(Dataset rows)
____________________

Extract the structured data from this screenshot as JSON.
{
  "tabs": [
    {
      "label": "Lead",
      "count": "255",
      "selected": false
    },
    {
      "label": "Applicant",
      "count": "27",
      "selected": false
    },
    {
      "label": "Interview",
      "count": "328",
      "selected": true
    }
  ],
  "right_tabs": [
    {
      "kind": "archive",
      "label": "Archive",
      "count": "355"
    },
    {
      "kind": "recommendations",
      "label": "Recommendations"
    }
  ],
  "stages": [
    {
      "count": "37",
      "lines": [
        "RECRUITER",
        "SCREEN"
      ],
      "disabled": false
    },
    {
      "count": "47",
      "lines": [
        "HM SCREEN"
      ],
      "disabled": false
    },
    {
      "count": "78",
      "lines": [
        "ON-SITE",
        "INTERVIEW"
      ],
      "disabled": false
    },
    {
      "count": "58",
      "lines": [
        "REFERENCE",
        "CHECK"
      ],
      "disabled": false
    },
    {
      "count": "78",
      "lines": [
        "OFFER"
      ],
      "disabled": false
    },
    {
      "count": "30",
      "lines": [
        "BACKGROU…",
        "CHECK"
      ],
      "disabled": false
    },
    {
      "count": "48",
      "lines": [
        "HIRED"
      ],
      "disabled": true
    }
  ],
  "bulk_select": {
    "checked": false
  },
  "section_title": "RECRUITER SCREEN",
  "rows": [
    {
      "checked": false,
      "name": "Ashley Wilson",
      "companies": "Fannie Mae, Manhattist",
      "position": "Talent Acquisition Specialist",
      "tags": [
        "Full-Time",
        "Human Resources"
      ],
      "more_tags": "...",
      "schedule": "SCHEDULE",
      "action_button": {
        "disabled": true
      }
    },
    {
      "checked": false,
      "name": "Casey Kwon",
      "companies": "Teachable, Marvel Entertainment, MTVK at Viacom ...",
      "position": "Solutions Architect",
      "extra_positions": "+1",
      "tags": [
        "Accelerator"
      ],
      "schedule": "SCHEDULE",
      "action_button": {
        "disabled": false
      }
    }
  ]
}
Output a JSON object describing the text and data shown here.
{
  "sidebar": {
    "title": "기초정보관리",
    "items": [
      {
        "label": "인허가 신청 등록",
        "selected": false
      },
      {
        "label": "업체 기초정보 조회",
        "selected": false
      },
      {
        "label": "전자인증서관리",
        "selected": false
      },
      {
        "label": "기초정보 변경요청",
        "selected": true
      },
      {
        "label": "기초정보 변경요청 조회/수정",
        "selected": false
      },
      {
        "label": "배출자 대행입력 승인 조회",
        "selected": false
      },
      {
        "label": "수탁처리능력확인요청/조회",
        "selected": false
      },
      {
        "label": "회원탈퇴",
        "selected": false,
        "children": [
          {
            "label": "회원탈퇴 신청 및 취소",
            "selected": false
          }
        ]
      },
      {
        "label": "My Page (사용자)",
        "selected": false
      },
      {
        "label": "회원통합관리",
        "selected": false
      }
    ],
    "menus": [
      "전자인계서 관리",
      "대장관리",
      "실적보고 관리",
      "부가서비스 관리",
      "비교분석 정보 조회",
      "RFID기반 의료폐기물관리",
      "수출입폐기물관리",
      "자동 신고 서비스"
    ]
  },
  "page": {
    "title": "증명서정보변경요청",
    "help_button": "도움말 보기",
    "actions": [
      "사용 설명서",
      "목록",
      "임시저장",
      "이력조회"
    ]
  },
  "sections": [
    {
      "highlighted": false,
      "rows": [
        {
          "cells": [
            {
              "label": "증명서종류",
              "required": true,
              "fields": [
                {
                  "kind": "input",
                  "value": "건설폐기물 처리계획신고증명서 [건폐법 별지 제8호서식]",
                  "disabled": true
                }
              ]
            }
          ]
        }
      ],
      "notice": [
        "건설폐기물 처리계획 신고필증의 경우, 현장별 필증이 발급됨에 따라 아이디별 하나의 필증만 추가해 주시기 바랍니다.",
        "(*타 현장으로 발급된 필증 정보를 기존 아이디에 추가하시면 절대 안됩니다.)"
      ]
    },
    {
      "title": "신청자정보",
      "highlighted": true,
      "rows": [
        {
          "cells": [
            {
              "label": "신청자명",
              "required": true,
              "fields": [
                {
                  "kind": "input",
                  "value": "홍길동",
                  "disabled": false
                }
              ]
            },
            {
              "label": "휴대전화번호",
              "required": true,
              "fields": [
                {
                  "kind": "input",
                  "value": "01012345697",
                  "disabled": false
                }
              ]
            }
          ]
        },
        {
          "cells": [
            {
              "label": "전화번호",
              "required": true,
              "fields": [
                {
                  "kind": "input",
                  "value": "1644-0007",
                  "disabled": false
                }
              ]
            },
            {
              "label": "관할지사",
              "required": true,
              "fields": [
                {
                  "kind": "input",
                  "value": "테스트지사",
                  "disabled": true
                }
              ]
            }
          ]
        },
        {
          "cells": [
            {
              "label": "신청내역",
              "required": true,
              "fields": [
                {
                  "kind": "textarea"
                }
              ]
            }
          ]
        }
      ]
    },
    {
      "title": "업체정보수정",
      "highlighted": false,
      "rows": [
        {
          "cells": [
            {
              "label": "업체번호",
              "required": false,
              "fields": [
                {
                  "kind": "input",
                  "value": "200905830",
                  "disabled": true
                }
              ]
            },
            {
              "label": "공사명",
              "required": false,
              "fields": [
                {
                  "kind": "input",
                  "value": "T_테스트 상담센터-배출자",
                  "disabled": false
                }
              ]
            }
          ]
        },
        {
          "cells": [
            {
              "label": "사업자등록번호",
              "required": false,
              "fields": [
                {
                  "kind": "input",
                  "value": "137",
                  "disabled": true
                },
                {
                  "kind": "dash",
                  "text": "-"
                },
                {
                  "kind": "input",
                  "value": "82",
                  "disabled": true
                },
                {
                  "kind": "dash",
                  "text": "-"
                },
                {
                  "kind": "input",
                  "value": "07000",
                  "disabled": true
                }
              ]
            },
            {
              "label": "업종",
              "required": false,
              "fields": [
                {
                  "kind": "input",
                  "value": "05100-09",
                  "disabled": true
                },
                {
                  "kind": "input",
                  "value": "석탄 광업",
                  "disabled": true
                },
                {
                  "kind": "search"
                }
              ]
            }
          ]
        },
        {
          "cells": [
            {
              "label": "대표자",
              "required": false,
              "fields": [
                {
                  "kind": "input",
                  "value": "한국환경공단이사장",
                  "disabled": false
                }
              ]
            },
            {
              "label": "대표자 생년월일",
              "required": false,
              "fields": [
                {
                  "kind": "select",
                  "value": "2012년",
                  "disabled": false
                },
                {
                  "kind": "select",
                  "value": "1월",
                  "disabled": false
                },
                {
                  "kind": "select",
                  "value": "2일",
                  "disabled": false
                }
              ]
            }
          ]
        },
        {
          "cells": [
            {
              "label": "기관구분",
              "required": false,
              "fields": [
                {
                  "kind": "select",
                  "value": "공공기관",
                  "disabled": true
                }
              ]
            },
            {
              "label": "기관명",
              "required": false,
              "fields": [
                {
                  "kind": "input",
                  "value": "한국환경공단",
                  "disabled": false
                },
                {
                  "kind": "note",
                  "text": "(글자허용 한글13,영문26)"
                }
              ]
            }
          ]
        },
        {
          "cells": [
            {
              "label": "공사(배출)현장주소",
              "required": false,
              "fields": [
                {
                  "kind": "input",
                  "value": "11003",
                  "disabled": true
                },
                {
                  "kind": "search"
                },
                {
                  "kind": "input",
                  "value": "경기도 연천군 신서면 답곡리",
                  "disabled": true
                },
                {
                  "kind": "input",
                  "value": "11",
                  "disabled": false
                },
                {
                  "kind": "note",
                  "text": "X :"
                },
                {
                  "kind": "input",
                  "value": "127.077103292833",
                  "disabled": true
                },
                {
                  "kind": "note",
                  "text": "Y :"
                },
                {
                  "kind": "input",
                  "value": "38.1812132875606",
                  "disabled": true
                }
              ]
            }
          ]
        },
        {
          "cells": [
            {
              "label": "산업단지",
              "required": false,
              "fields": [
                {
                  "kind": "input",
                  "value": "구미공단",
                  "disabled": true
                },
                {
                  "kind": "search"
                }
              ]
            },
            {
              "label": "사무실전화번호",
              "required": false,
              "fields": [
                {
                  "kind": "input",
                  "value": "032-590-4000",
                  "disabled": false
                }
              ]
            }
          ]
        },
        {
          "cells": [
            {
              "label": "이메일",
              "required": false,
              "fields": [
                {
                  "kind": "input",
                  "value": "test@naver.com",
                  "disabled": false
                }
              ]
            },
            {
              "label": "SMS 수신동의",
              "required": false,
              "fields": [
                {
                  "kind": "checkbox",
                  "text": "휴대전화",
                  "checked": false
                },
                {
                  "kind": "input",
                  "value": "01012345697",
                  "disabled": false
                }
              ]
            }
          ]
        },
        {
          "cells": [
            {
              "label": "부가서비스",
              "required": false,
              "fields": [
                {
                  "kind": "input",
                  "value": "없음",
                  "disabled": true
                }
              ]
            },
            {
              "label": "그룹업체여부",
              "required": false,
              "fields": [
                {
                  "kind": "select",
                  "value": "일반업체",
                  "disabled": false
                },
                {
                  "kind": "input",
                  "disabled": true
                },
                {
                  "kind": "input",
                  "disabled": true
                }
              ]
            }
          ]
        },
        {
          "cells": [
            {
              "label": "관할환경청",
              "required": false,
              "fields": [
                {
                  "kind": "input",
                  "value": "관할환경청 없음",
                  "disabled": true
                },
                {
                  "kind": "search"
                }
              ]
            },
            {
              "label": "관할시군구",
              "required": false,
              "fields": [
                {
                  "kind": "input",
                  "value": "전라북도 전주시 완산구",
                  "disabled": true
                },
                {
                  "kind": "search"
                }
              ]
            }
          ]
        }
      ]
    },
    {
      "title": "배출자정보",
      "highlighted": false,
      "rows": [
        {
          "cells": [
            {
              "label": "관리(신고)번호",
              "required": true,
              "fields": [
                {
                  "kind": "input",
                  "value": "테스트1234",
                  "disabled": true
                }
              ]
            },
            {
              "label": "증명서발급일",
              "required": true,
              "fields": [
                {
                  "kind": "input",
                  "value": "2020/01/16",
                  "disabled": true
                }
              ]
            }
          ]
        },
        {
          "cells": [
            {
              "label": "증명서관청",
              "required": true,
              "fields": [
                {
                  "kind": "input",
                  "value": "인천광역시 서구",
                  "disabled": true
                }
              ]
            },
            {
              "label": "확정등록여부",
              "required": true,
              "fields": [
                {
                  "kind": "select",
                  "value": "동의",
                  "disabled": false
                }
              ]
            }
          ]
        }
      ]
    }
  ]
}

____________________

▶ **Exercise**: Work out how many lines in the entries hold the string "건설폐기물". Your answer should consist solely of that number.

▶ **Complete response**: 2